● Request:
Output the entries word for word. Omit images.

+++ Information given +++

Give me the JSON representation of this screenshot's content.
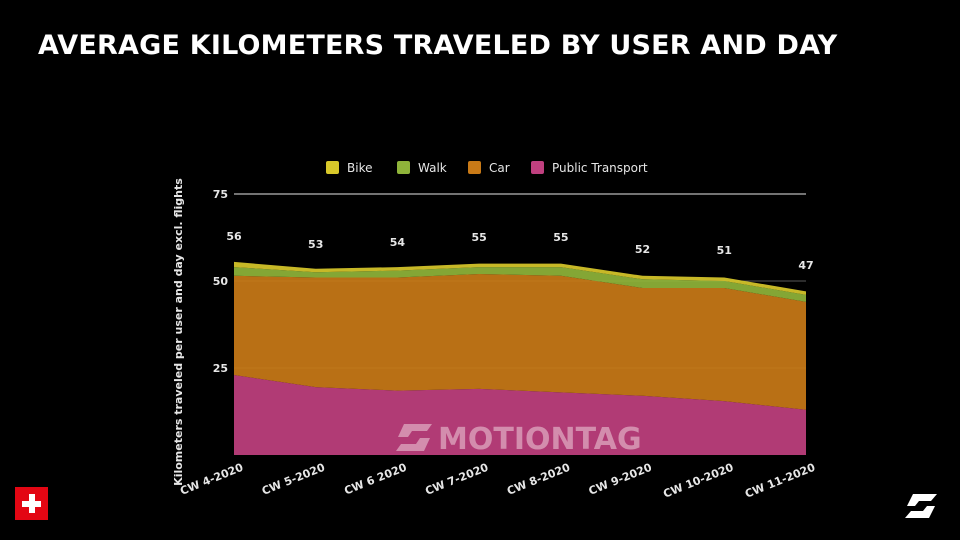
{
  "title": "AVERAGE KILOMETERS TRAVELED BY USER AND DAY",
  "watermark": "MOTIONTAG",
  "colors": {
    "background": "#000000",
    "bike": "#d8c82a",
    "walk": "#8fb43a",
    "car": "#c97a17",
    "public_transport": "#c0407f",
    "grid": "#ffffff",
    "flag": "#e30613"
  },
  "icons": [
    "swiss-flag-icon",
    "motiontag-logo-icon"
  ],
  "chart_data": {
    "type": "area",
    "stacked": true,
    "title": "",
    "xlabel": "",
    "ylabel": "Kilometers traveled per user and day excl. flights",
    "categories": [
      "CW 4-2020",
      "CW 5-2020",
      "CW 6 2020",
      "CW 7-2020",
      "CW 8-2020",
      "CW 9-2020",
      "CW 10-2020",
      "CW 11-2020"
    ],
    "yticks": [
      25,
      50,
      75
    ],
    "ylim": [
      0,
      75
    ],
    "grid": true,
    "legend": "top",
    "series": [
      {
        "name": "Public Transport",
        "color": "#c0407f",
        "values": [
          23,
          19.5,
          18.5,
          19,
          18,
          17,
          15.5,
          13
        ]
      },
      {
        "name": "Car",
        "color": "#c97a17",
        "values": [
          28.5,
          31.5,
          32.5,
          33,
          33.5,
          31,
          32.5,
          31
        ]
      },
      {
        "name": "Walk",
        "color": "#8fb43a",
        "values": [
          2.5,
          1.5,
          2,
          2,
          2.5,
          2.5,
          2,
          2
        ]
      },
      {
        "name": "Bike",
        "color": "#d8c82a",
        "values": [
          1.5,
          1,
          1,
          1,
          1,
          1,
          1,
          1
        ]
      }
    ],
    "totals": [
      56,
      53,
      54,
      55,
      55,
      52,
      51,
      47
    ],
    "legend_order": [
      "Bike",
      "Walk",
      "Car",
      "Public Transport"
    ]
  }
}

+++

● The result:
Give me the JSON representation of this screenshot's content.
{
  "title": "AVERAGE KILOMETERS TRAVELED BY USER AND DAY",
  "watermark": "MOTIONTAG",
  "colors": {
    "background": "#000000",
    "bike": "#d8c82a",
    "walk": "#8fb43a",
    "car": "#c97a17",
    "public_transport": "#c0407f",
    "grid": "#ffffff",
    "flag": "#e30613"
  },
  "icons": [
    "swiss-flag-icon",
    "motiontag-logo-icon"
  ],
  "chart_data": {
    "type": "area",
    "stacked": true,
    "title": "",
    "xlabel": "",
    "ylabel": "Kilometers traveled per user and day excl. flights",
    "categories": [
      "CW 4-2020",
      "CW 5-2020",
      "CW 6 2020",
      "CW 7-2020",
      "CW 8-2020",
      "CW 9-2020",
      "CW 10-2020",
      "CW 11-2020"
    ],
    "yticks": [
      25,
      50,
      75
    ],
    "ylim": [
      0,
      75
    ],
    "grid": true,
    "legend": "top",
    "series": [
      {
        "name": "Public Transport",
        "color": "#c0407f",
        "values": [
          23,
          19.5,
          18.5,
          19,
          18,
          17,
          15.5,
          13
        ]
      },
      {
        "name": "Car",
        "color": "#c97a17",
        "values": [
          28.5,
          31.5,
          32.5,
          33,
          33.5,
          31,
          32.5,
          31
        ]
      },
      {
        "name": "Walk",
        "color": "#8fb43a",
        "values": [
          2.5,
          1.5,
          2,
          2,
          2.5,
          2.5,
          2,
          2
        ]
      },
      {
        "name": "Bike",
        "color": "#d8c82a",
        "values": [
          1.5,
          1,
          1,
          1,
          1,
          1,
          1,
          1
        ]
      }
    ],
    "totals": [
      56,
      53,
      54,
      55,
      55,
      52,
      51,
      47
    ],
    "legend_order": [
      "Bike",
      "Walk",
      "Car",
      "Public Transport"
    ]
  }
}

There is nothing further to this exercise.